▸ **WRITTEN PROBLEM**
Read through the records below and copy each line that uses the word "this".

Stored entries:
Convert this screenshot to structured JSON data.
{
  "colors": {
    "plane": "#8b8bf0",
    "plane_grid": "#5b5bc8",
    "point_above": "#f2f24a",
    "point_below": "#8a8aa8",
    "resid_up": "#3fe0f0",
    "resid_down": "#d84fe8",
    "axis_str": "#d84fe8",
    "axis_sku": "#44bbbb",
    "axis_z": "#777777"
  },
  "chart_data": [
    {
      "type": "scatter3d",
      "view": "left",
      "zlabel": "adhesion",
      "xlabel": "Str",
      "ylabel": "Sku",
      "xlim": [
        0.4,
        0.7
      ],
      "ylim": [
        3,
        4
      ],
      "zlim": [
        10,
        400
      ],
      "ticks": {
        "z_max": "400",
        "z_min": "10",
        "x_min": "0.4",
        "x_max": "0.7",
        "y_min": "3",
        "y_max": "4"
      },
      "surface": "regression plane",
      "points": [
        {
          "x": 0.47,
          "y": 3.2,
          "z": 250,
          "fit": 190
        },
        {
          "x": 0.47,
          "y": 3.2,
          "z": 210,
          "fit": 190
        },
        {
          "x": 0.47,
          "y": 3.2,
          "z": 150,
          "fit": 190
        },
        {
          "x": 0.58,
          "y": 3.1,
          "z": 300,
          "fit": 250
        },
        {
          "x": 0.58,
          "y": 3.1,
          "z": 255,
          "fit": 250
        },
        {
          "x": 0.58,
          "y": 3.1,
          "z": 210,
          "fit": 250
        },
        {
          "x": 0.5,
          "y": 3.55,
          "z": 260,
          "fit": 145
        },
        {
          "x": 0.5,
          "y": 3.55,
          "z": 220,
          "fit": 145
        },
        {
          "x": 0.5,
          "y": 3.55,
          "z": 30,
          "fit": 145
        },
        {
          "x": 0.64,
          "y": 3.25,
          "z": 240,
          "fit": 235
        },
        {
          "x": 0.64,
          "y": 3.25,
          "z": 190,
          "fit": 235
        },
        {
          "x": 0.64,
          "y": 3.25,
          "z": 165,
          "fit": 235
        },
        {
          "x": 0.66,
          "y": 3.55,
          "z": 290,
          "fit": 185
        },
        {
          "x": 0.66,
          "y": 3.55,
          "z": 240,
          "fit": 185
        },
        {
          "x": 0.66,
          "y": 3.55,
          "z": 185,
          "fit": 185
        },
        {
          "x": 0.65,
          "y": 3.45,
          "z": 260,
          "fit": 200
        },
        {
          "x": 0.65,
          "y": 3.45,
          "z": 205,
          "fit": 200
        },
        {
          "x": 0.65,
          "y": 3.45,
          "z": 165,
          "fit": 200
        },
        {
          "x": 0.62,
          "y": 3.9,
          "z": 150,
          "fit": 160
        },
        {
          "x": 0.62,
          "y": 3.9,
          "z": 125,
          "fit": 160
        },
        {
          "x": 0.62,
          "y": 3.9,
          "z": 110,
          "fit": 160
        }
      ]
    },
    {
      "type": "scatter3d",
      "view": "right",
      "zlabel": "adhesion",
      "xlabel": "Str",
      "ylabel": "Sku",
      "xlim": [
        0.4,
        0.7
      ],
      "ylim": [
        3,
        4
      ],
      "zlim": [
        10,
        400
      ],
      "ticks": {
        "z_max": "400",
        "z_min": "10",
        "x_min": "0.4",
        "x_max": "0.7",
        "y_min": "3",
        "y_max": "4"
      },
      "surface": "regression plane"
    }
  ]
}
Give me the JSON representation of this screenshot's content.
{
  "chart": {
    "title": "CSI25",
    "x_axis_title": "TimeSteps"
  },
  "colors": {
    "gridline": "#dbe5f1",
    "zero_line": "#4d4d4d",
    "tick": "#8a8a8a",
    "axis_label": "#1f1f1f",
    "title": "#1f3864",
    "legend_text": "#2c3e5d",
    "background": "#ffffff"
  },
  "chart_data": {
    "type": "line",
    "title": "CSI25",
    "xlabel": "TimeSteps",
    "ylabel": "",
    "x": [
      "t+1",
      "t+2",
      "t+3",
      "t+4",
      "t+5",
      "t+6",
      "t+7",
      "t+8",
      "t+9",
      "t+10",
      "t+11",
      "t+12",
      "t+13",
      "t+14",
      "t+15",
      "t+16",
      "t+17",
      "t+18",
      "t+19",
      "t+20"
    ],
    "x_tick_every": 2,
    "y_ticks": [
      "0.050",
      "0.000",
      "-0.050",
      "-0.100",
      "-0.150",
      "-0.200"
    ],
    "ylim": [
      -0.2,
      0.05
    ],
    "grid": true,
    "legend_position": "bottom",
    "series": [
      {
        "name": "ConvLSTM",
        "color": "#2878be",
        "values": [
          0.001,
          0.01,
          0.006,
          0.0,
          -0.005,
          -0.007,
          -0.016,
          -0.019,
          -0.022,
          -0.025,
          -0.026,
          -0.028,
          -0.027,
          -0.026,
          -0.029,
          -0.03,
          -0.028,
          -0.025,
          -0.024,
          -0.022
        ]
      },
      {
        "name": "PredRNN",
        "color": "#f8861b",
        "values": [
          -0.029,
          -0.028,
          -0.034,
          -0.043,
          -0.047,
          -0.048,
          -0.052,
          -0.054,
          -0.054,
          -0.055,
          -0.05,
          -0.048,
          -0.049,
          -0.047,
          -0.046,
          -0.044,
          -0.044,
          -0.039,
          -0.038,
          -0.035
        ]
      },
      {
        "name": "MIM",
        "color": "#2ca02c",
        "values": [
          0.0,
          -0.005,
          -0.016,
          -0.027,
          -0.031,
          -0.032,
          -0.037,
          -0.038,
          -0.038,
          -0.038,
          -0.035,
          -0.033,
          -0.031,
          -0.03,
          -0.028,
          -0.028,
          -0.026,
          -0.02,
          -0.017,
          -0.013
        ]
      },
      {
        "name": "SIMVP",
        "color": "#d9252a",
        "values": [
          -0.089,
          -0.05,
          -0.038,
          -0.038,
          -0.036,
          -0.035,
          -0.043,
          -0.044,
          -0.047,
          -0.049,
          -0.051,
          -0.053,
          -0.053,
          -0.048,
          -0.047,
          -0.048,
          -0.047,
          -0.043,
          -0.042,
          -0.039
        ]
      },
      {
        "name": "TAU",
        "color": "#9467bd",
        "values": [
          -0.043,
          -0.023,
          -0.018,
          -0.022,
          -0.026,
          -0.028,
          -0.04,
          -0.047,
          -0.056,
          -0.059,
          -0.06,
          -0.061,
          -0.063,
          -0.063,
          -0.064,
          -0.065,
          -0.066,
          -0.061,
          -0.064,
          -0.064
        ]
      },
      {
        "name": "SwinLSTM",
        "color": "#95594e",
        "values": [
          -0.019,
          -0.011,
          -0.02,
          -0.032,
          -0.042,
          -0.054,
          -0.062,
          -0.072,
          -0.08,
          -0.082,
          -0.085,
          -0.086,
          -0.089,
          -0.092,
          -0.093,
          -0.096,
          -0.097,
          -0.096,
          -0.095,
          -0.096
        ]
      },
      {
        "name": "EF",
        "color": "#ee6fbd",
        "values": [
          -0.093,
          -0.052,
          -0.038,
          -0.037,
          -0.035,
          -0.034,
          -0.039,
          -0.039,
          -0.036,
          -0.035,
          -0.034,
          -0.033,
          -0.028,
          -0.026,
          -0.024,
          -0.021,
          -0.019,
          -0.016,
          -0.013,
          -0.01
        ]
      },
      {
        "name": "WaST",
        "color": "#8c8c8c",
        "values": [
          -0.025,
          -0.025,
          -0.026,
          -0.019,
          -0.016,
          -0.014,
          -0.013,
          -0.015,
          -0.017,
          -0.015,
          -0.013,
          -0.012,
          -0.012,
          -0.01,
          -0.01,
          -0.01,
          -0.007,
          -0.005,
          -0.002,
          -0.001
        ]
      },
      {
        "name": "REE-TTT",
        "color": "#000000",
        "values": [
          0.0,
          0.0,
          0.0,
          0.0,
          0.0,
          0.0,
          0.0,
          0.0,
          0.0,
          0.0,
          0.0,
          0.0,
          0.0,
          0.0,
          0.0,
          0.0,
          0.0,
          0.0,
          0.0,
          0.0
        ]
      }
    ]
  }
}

▸ **THE ANSWER**
Convert this screenshot to structured JSON data.
Give me the JSON representation of this screenshot's content.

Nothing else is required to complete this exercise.